** Extracted entries **
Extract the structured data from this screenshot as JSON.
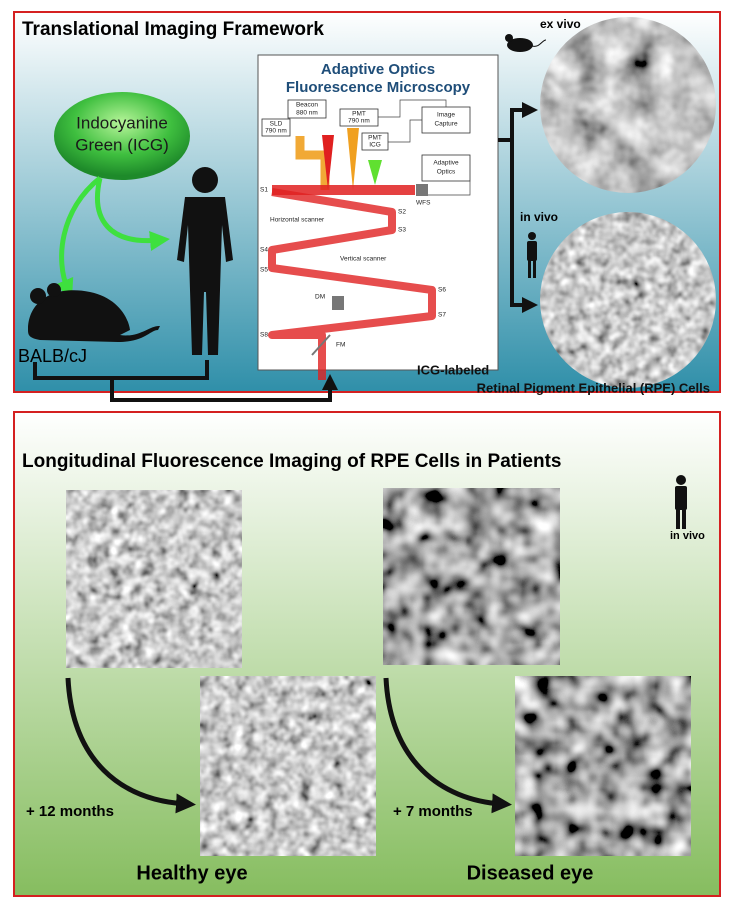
{
  "panel_top": {
    "title": "Translational Imaging Framework",
    "dye": [
      "Indocyanine",
      "Green (ICG)"
    ],
    "mouse_strain": "BALB/cJ",
    "microscope": {
      "title": [
        "Adaptive Optics",
        "Fluorescence Microscopy"
      ],
      "beacon": [
        "Beacon",
        "880 nm"
      ],
      "sld": [
        "SLD",
        "790 nm"
      ],
      "pmt_790": [
        "PMT",
        "790 nm"
      ],
      "pmt_icg": [
        "PMT",
        "ICG"
      ],
      "image_capture": [
        "Image",
        "Capture"
      ],
      "adaptive_optics": [
        "Adaptive",
        "Optics"
      ],
      "mirrors": [
        "S1",
        "S2",
        "S3",
        "S4",
        "S5",
        "S6",
        "S7",
        "S8"
      ],
      "horizontal_scanner": "Horizontal scanner",
      "vertical_scanner": "Vertical scanner",
      "dm": "DM",
      "fm": "FM",
      "wfs": "WFS"
    },
    "ex_vivo": "ex vivo",
    "in_vivo": "in vivo",
    "caption": [
      "ICG-labeled",
      "Retinal Pigment Epithelial (RPE) Cells"
    ]
  },
  "panel_bottom": {
    "title": "Longitudinal Fluorescence Imaging of RPE Cells in Patients",
    "in_vivo": "in vivo",
    "healthy_interval": "+ 12 months",
    "diseased_interval": "+ 7 months",
    "healthy_label": "Healthy eye",
    "diseased_label": "Diseased eye"
  }
}
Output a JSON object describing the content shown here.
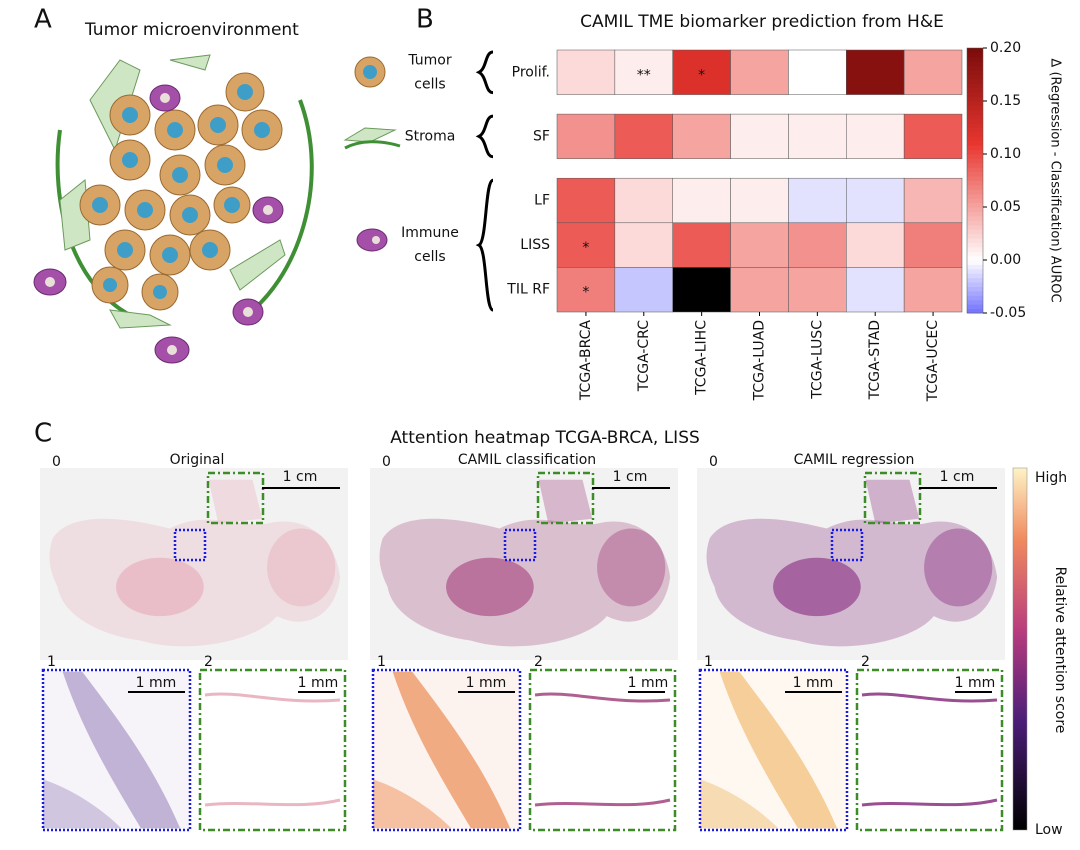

** Try it **
Pull every line containing "months" out of the material and copy it.

** Written solution **
    "healthy_interval": "+ 12 months",
    "diseased_interval": "+ 7 months",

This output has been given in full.